PROMPT — Each record must reappear in the answer exactly as it is written.

● ● ● ●

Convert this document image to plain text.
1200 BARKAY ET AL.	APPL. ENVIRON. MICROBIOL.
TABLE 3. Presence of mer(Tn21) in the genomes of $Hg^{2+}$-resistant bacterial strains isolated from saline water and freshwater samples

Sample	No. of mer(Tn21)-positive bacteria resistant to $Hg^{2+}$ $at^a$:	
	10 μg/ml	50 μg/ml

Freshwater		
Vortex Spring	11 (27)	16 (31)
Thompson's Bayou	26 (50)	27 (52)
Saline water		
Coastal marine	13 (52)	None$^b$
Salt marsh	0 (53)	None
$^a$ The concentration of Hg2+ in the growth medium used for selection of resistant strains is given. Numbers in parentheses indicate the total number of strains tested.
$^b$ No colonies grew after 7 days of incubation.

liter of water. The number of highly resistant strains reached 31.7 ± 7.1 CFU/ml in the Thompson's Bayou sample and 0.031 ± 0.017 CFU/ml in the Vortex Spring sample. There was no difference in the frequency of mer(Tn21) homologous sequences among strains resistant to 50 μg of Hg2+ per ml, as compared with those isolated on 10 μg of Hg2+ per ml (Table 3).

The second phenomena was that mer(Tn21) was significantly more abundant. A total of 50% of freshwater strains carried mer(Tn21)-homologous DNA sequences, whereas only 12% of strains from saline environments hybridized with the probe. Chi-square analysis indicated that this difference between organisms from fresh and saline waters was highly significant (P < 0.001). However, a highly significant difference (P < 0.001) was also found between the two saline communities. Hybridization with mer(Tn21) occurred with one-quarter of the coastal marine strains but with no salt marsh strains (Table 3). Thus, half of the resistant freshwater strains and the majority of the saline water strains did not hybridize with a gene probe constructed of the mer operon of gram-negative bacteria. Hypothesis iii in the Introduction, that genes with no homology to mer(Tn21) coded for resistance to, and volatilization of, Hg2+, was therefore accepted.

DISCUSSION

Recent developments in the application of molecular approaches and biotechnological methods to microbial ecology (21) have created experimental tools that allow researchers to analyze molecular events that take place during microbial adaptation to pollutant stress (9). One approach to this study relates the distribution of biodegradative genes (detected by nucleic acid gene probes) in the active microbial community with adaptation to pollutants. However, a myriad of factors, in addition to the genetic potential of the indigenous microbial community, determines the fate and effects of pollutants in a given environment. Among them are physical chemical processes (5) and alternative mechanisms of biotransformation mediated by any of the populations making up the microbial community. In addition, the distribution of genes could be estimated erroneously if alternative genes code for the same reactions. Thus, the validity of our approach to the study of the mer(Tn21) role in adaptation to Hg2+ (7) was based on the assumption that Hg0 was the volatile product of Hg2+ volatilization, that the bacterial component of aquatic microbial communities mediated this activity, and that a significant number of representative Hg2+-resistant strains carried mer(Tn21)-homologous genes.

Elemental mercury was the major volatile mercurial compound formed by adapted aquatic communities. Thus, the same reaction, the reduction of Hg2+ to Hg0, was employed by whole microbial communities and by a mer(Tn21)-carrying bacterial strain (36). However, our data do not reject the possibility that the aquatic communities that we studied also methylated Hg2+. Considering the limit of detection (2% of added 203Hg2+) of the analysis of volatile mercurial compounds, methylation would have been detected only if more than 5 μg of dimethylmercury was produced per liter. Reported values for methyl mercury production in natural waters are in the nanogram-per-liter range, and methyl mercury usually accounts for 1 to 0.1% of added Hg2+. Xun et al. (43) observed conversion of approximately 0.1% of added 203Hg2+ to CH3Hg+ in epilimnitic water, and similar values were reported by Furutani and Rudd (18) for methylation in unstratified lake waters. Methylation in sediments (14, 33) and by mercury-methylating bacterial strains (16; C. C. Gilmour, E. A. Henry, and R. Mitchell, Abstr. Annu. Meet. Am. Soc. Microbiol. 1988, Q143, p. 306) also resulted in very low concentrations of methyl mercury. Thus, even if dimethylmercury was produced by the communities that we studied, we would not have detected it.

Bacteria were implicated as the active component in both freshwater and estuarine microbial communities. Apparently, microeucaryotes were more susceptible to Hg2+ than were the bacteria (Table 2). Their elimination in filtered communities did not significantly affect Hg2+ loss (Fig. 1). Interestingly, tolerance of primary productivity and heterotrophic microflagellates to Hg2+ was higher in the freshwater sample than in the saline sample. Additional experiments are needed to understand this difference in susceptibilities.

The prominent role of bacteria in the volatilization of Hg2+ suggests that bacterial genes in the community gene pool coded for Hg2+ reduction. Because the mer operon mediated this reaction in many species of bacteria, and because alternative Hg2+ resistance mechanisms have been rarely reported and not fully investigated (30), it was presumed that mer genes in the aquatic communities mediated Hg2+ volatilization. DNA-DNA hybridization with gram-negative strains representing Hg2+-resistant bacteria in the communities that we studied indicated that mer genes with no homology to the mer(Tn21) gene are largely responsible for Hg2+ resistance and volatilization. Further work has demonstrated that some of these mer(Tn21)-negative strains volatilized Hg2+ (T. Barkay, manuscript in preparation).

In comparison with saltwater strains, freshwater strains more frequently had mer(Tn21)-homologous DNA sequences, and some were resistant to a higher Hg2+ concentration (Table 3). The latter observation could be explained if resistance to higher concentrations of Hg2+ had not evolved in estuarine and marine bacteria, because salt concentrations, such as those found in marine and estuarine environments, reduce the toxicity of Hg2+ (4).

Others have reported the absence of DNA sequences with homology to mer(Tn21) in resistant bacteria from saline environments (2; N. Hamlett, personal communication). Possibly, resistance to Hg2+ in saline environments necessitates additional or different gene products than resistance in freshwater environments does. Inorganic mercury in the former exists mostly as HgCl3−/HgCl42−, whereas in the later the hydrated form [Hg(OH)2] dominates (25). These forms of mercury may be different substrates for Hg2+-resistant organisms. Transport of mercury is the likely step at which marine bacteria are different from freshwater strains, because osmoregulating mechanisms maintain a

● ● ● ●

EXERCISE OUTPUT —
Convert this document image to plain text.
1200 BARKAY ET AL.	APPL. ENVIRON. MICROBIOL.
TABLE 3. Presence of mer(Tn21) in the genomes of $Hg^{2+}$-resistant bacterial strains isolated from saline water and freshwater samples

Sample	No. of mer(Tn21)-positive bacteria resistant to $Hg^{2+}$ $at^a$:	
	10 μg/ml	50 μg/ml

Freshwater		
Vortex Spring	11 (27)	16 (31)
Thompson's Bayou	26 (50)	27 (52)
Saline water		
Coastal marine	13 (52)	None$^b$
Salt marsh	0 (53)	None
$^a$ The concentration of Hg2+ in the growth medium used for selection of resistant strains is given. Numbers in parentheses indicate the total number of strains tested.
$^b$ No colonies grew after 7 days of incubation.

liter of water. The number of highly resistant strains reached 31.7 ± 7.1 CFU/ml in the Thompson's Bayou sample and 0.031 ± 0.017 CFU/ml in the Vortex Spring sample. There was no difference in the frequency of mer(Tn21) homologous sequences among strains resistant to 50 μg of Hg2+ per ml, as compared with those isolated on 10 μg of Hg2+ per ml (Table 3).

The second phenomena was that mer(Tn21) was significantly more abundant. A total of 50% of freshwater strains carried mer(Tn21)-homologous DNA sequences, whereas only 12% of strains from saline environments hybridized with the probe. Chi-square analysis indicated that this difference between organisms from fresh and saline waters was highly significant (P < 0.001). However, a highly significant difference (P < 0.001) was also found between the two saline communities. Hybridization with mer(Tn21) occurred with one-quarter of the coastal marine strains but with no salt marsh strains (Table 3). Thus, half of the resistant freshwater strains and the majority of the saline water strains did not hybridize with a gene probe constructed of the mer operon of gram-negative bacteria. Hypothesis iii in the Introduction, that genes with no homology to mer(Tn21) coded for resistance to, and volatilization of, Hg2+, was therefore accepted.

DISCUSSION

Recent developments in the application of molecular approaches and biotechnological methods to microbial ecology (21) have created experimental tools that allow researchers to analyze molecular events that take place during microbial adaptation to pollutant stress (9). One approach to this study relates the distribution of biodegradative genes (detected by nucleic acid gene probes) in the active microbial community with adaptation to pollutants. However, a myriad of factors, in addition to the genetic potential of the indigenous microbial community, determines the fate and effects of pollutants in a given environment. Among them are physical chemical processes (5) and alternative mechanisms of biotransformation mediated by any of the populations making up the microbial community. In addition, the distribution of genes could be estimated erroneously if alternative genes code for the same reactions. Thus, the validity of our approach to the study of the mer(Tn21) role in adaptation to Hg2+ (7) was based on the assumption that Hg0 was the volatile product of Hg2+ volatilization, that the bacterial component of aquatic microbial communities mediated this activity, and that a significant number of representative Hg2+-resistant strains carried mer(Tn21)-homologous genes.

Elemental mercury was the major volatile mercurial compound formed by adapted aquatic communities. Thus, the same reaction, the reduction of Hg2+ to Hg0, was employed by whole microbial communities and by a mer(Tn21)-carrying bacterial strain (36). However, our data do not reject the possibility that the aquatic communities that we studied also methylated Hg2+. Considering the limit of detection (2% of added 203Hg2+) of the analysis of volatile mercurial compounds, methylation would have been detected only if more than 5 μg of dimethylmercury was produced per liter. Reported values for methyl mercury production in natural waters are in the nanogram-per-liter range, and methyl mercury usually accounts for 1 to 0.1% of added Hg2+. Xun et al. (43) observed conversion of approximately 0.1% of added 203Hg2+ to CH3Hg+ in epilimnitic water, and similar values were reported by Furutani and Rudd (18) for methylation in unstratified lake waters. Methylation in sediments (14, 33) and by mercury-methylating bacterial strains (16; C. C. Gilmour, E. A. Henry, and R. Mitchell, Abstr. Annu. Meet. Am. Soc. Microbiol. 1988, Q143, p. 306) also resulted in very low concentrations of methyl mercury. Thus, even if dimethylmercury was produced by the communities that we studied, we would not have detected it.

Bacteria were implicated as the active component in both freshwater and estuarine microbial communities. Apparently, microeucaryotes were more susceptible to Hg2+ than were the bacteria (Table 2). Their elimination in filtered communities did not significantly affect Hg2+ loss (Fig. 1). Interestingly, tolerance of primary productivity and heterotrophic microflagellates to Hg2+ was higher in the freshwater sample than in the saline sample. Additional experiments are needed to understand this difference in susceptibilities.

The prominent role of bacteria in the volatilization of Hg2+ suggests that bacterial genes in the community gene pool coded for Hg2+ reduction. Because the mer operon mediated this reaction in many species of bacteria, and because alternative Hg2+ resistance mechanisms have been rarely reported and not fully investigated (30), it was presumed that mer genes in the aquatic communities mediated Hg2+ volatilization. DNA-DNA hybridization with gram-negative strains representing Hg2+-resistant bacteria in the communities that we studied indicated that mer genes with no homology to the mer(Tn21) gene are largely responsible for Hg2+ resistance and volatilization. Further work has demonstrated that some of these mer(Tn21)-negative strains volatilized Hg2+ (T. Barkay, manuscript in preparation).

In comparison with saltwater strains, freshwater strains more frequently had mer(Tn21)-homologous DNA sequences, and some were resistant to a higher Hg2+ concentration (Table 3). The latter observation could be explained if resistance to higher concentrations of Hg2+ had not evolved in estuarine and marine bacteria, because salt concentrations, such as those found in marine and estuarine environments, reduce the toxicity of Hg2+ (4).

Others have reported the absence of DNA sequences with homology to mer(Tn21) in resistant bacteria from saline environments (2; N. Hamlett, personal communication). Possibly, resistance to Hg2+ in saline environments necessitates additional or different gene products than resistance in freshwater environments does. Inorganic mercury in the former exists mostly as HgCl3−/HgCl42−, whereas in the later the hydrated form [Hg(OH)2] dominates (25). These forms of mercury may be different substrates for Hg2+-resistant organisms. Transport of mercury is the likely step at which marine bacteria are different from freshwater strains, because osmoregulating mechanisms maintain a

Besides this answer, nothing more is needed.